### Tarefas a realizar
(a) Enumere tudo aquilo de que, segundo o excerto, o outro nos salvaria em tempos que já lá vão.
(b) Com base no excerto, explique por que motivo os membros dessas grupetas supõem generalizando.
(c) Diga se cada afirmação concorda com o excerto: (i) Gabi tem quase dois anos de namoro com o Marco do ginásio; (ii) a cultura é sobretudo um ato de consumo; (iii) a cabeleireira fica indiferente à emoção de Gabi.

### Excerto da fonte
==========

27.9.24

Notemos essas grupetas que gostam de elaborar, online e offline, acerca do flagelo que é a falta de hábitos de leitura. Uns do meio literário e educativo, outros somente opinadores a quem o ócio desencaminha mais do que o mundo precisa, mas todos certamente superiores, pois dominam a receita para a elevação intelectual de um povo. Supõem-se cultos porque leem muitos livros, ignorando que a cultura não é um ato de consumo mas antes – e sobretudo – de entendimento e transformação. Notemos como são sobranceiros e autoritários, logo aí deixando em evidência que é parco e seco o fruto que dá tudo o quanto em si dizem cultivar. Limitados ao convívio e à comunicação uns com os outros, ora em corredores de academia ora em eventos de acesso condicionado, que margem lhes sobra para evoluir em visão e raciocínio? Tomam pela verdade o que supõem mas supõem generalizando, porque as generalizações são a tara de quem vive fechado em gabinetes, agarrado a manuais, trocando impressões com os pares. Esses, quando vêm defender, sem margem à dúvida, que o remédio para a gente gostar de ler é mandar ler – aplicando com rigor essa coisa desapaixonada a que se chama o hábito da leitura – não vos lembram aqueles pais provincianos muito certos de que impor ao filho quase infante a frequência de bordéis era o quanto bastava para os educar na paixão pelo sexo oposto?

24.9.24

 – Gosto dele como sei lá o quê. Acho que morria se ele me deixasse agora... 
É Gabi. Os olhos encharcadinhos de emoção e deslumbre, são quase dois anos de namoro para celebrar com o Marco do ginásio, nem sabe ela como chegaram até aqui sem percalços ou desavenças (mas sei eu). Comove-se também a cabeleireira, uma revoada de penas e lembranças murcha-lhe a expressão, ressoa nela todo o medo que atormenta a jovem. Bate na madeira, filha, bate na madeira e dá cá um abracinho, cúmplices na fraqueza, como nunca as vi no trabalho. 
Assentam as versões mais perigosas do romantismo nesta ideia de que o outro nos salvará. Em tempos que já lá vão, salvar-nos-ia de dragões, malfeitores, ruína financeira, má fama e até guerras. Hoje, salva-nos de levarmos sozinhos às costas o absurdo de existir. Ser romântico é uma enorme irresponsabilidade, quando não uma vergonhosa preguiça.

==========

### Dados fornecidos

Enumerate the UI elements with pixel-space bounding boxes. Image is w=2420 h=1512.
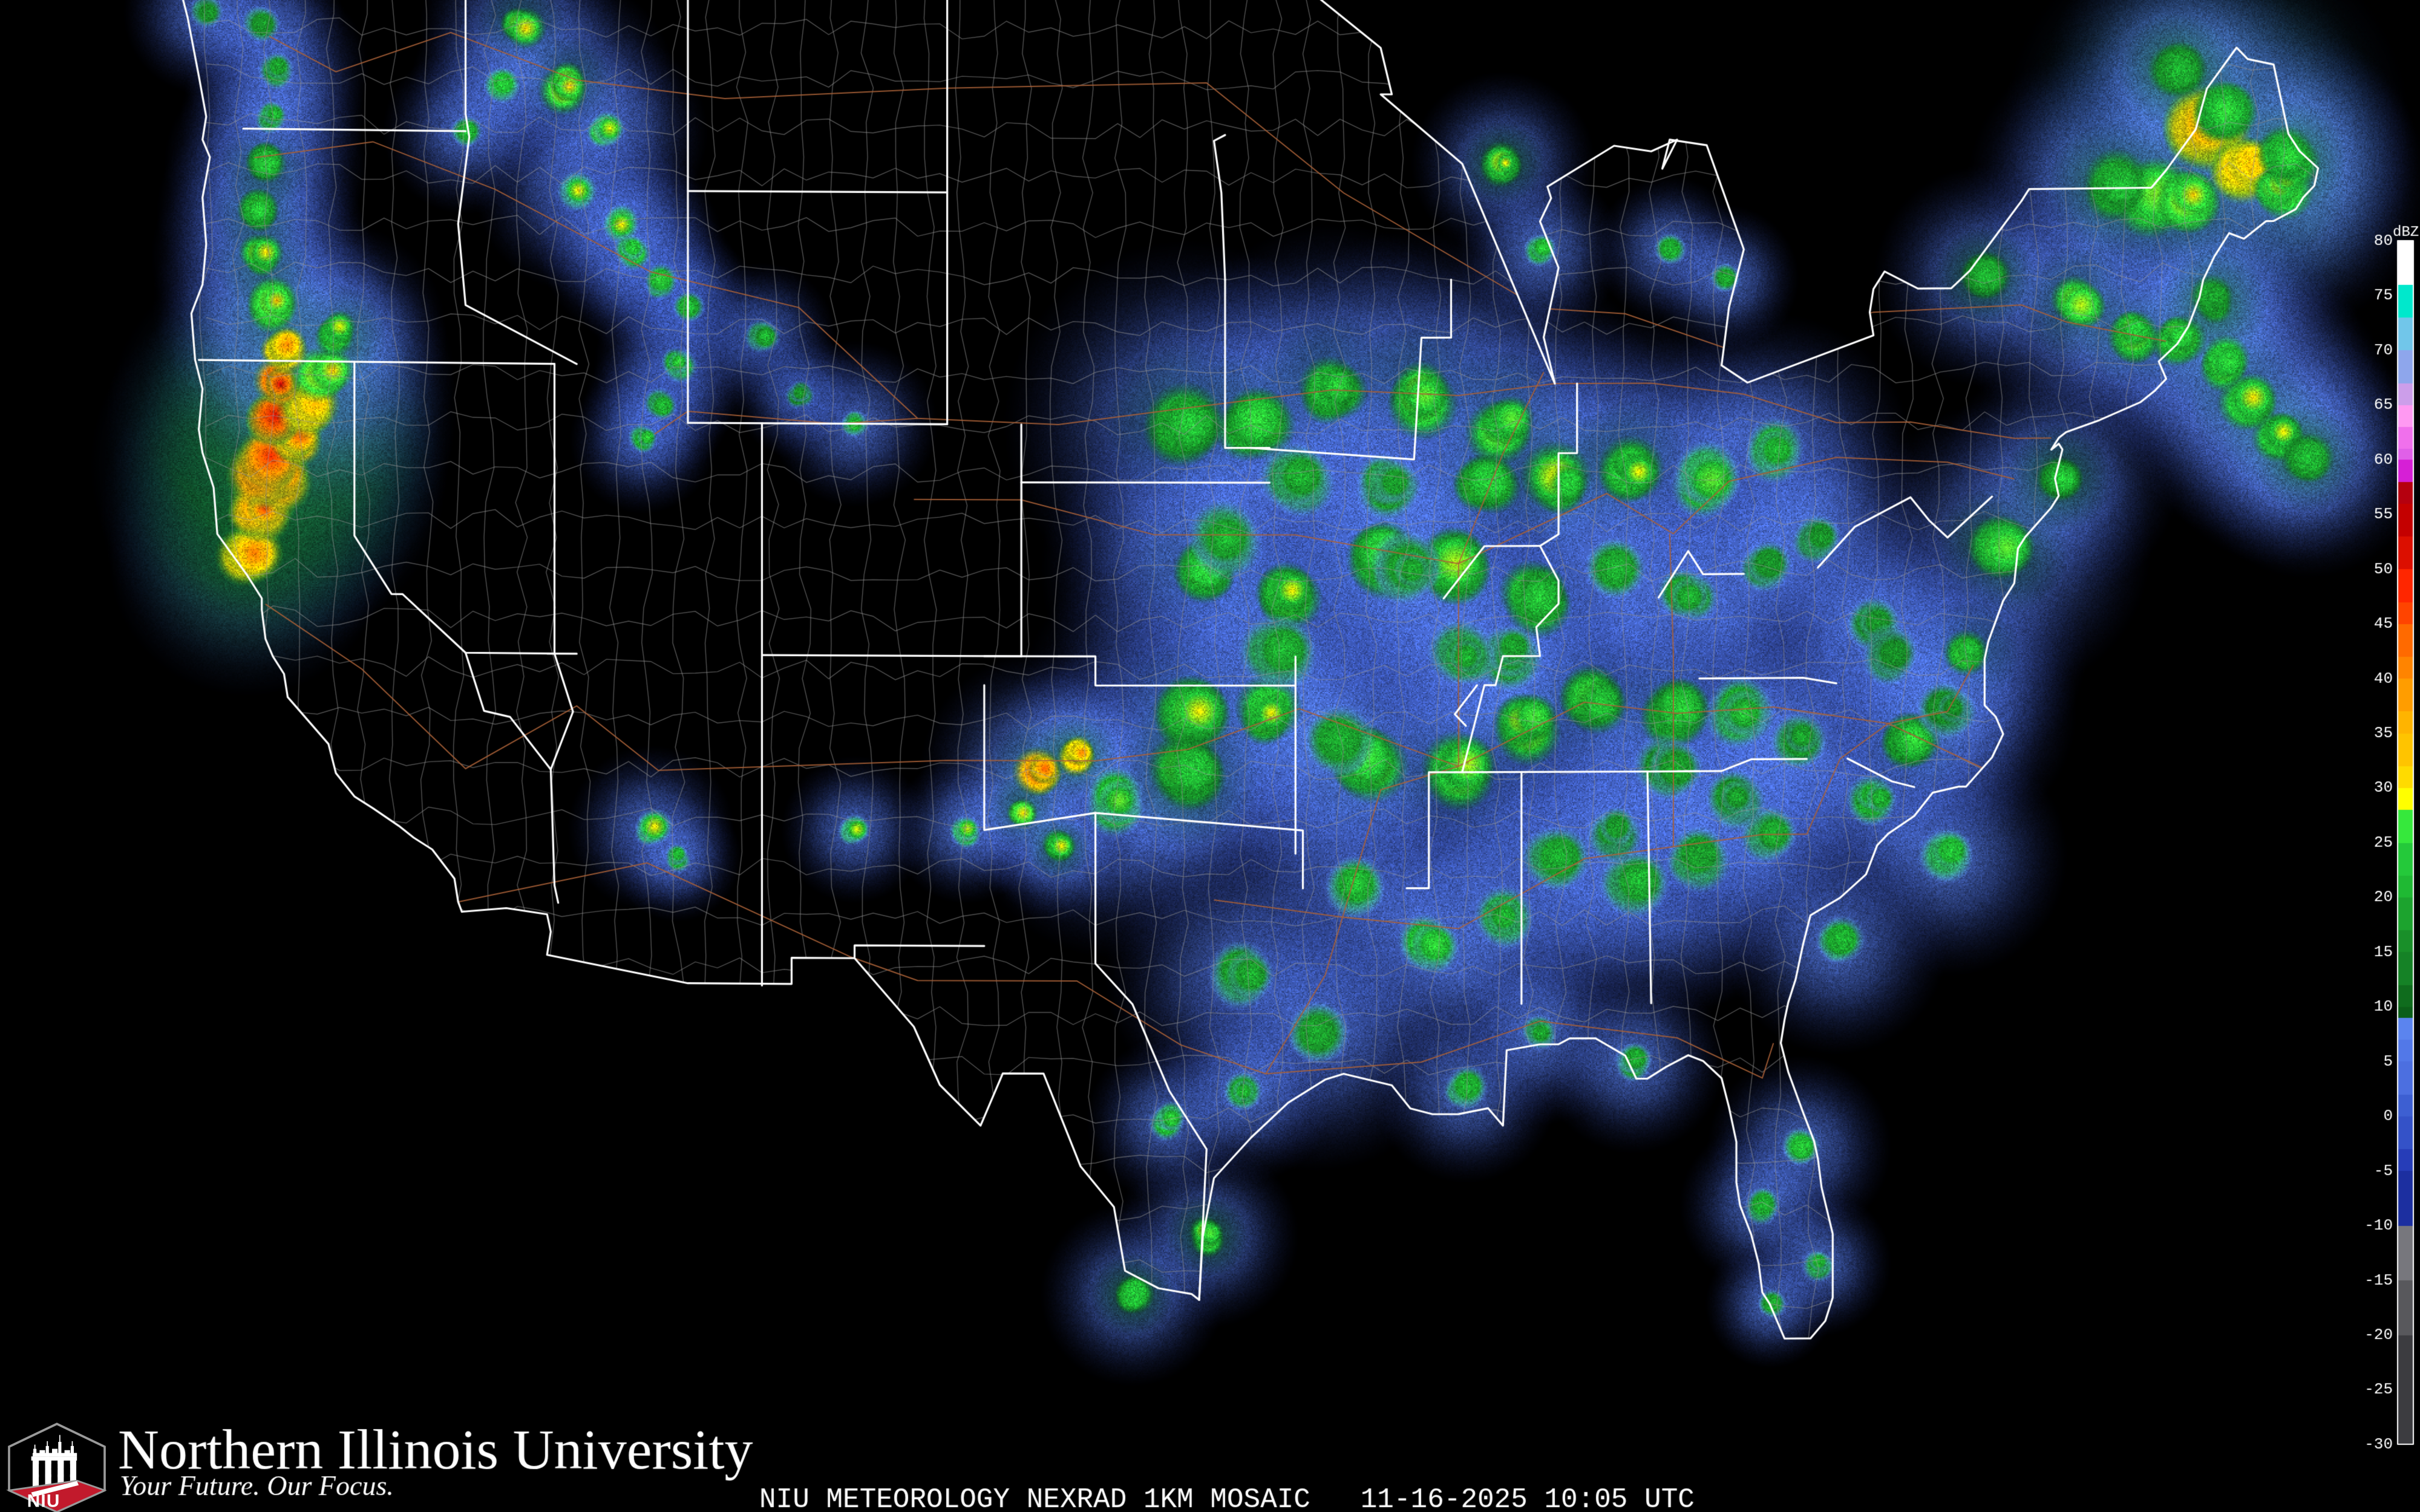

==========

### Respostas por tarefa
(a) Dragões, malfeitores, ruína financeira, má fama e guerras.

(b) Supõem generalizando porque as generalizações são a tara de quem vive fechado em gabinetes, agarrado a manuais, trocando impressões com os pares.

(c)
(i) Sim: "são quase dois anos de namoro para celebrar com o Marco do ginásio".
(ii) Não: "a cultura não é um ato de consumo mas antes – e sobretudo – de entendimento e transformação".
(iii) Não: "Comove-se também a cabeleireira".